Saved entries
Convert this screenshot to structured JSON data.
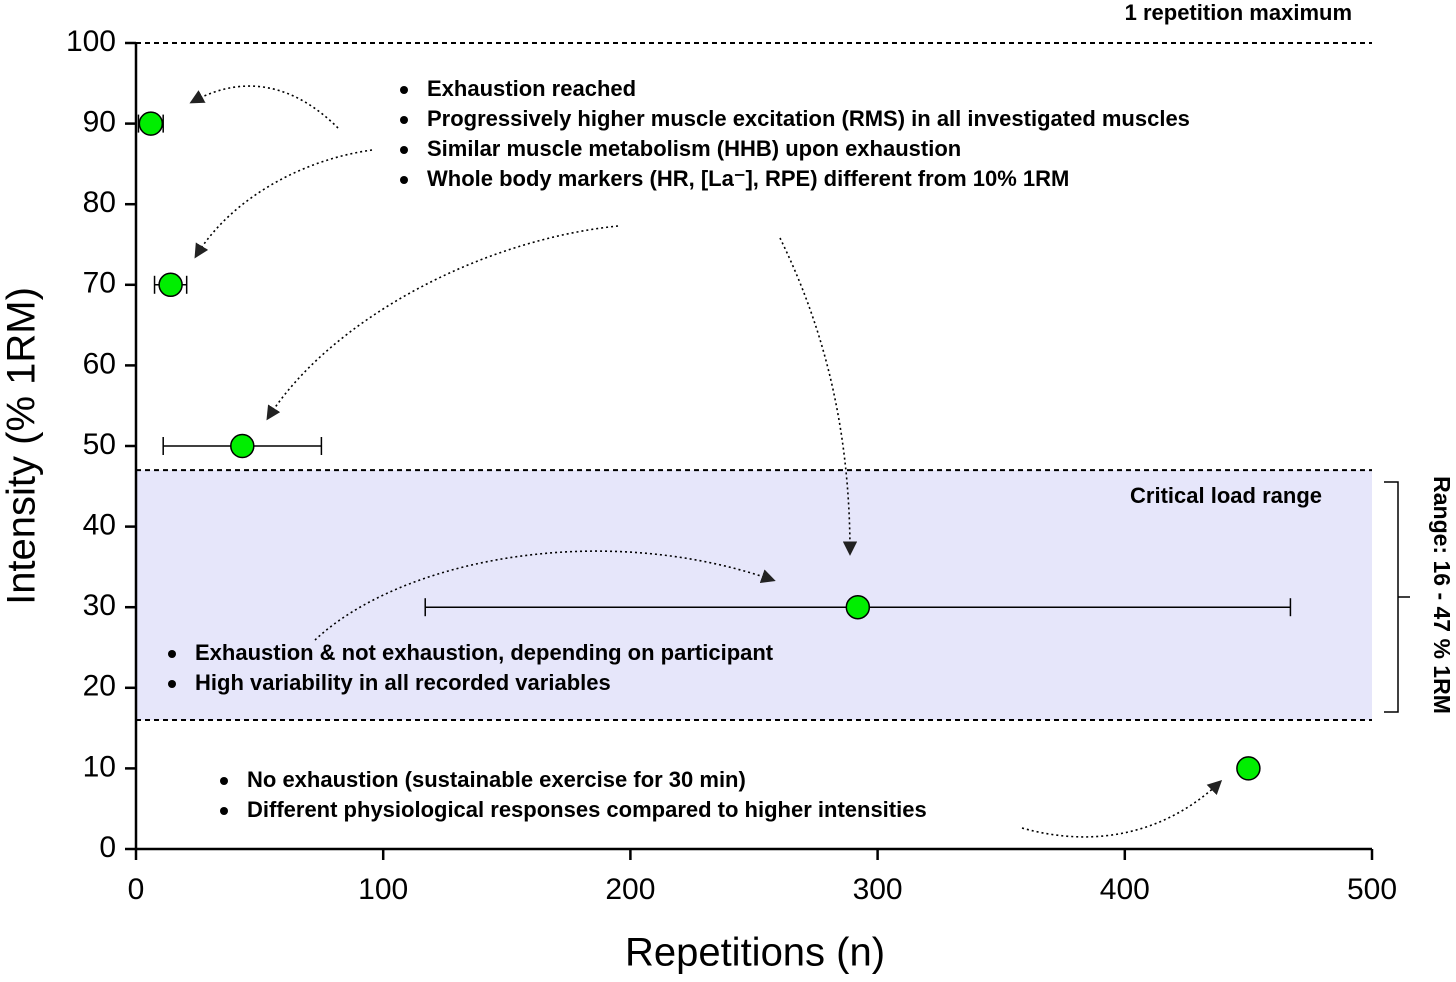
{
  "chart_data": {
    "type": "scatter",
    "x_label": "Repetitions (n)",
    "y_label": "Intensity (% 1RM)",
    "xlim": [
      0,
      500
    ],
    "xticks": [
      0,
      100,
      200,
      300,
      400,
      500
    ],
    "ylim": [
      0,
      100
    ],
    "yticks": [
      0,
      10,
      20,
      30,
      40,
      50,
      60,
      70,
      80,
      90,
      100
    ],
    "series": [
      {
        "color": "#00ee00",
        "x": [
          6,
          14,
          43,
          292,
          450
        ],
        "values": [
          90,
          70,
          50,
          30,
          10
        ],
        "x_errors": [
          5,
          6.5,
          32,
          175,
          null
        ]
      }
    ],
    "reference_lines": [
      {
        "value": 100,
        "label": "1 repetition maximum"
      }
    ],
    "band": {
      "from": 16,
      "to": 47,
      "label": "Critical load range",
      "color": "#e6e6fa"
    },
    "bracket_label": "Range: 16 - 47 % 1RM",
    "annotations": [
      {
        "bullets": [
          "Exhaustion reached",
          "Progressively higher muscle excitation (RMS) in all investigated muscles",
          "Similar muscle metabolism (HHB) upon exhaustion",
          "Whole body markers (HR, [La⁻], RPE) different from 10% 1RM"
        ]
      },
      {
        "bullets": [
          "Exhaustion & not exhaustion, depending on participant",
          "High variability in all recorded variables"
        ]
      },
      {
        "bullets": [
          "No exhaustion (sustainable exercise for 30 min)",
          "Different physiological responses compared to higher intensities"
        ]
      }
    ]
  }
}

[WHAT IS REQUIRED] Find the word "from" in the data and copy out each line where it turns up.

[EXERCISE RESULT]
      "from": 16,
          "Whole body markers (HR, [La⁻], RPE) different from 10% 1RM"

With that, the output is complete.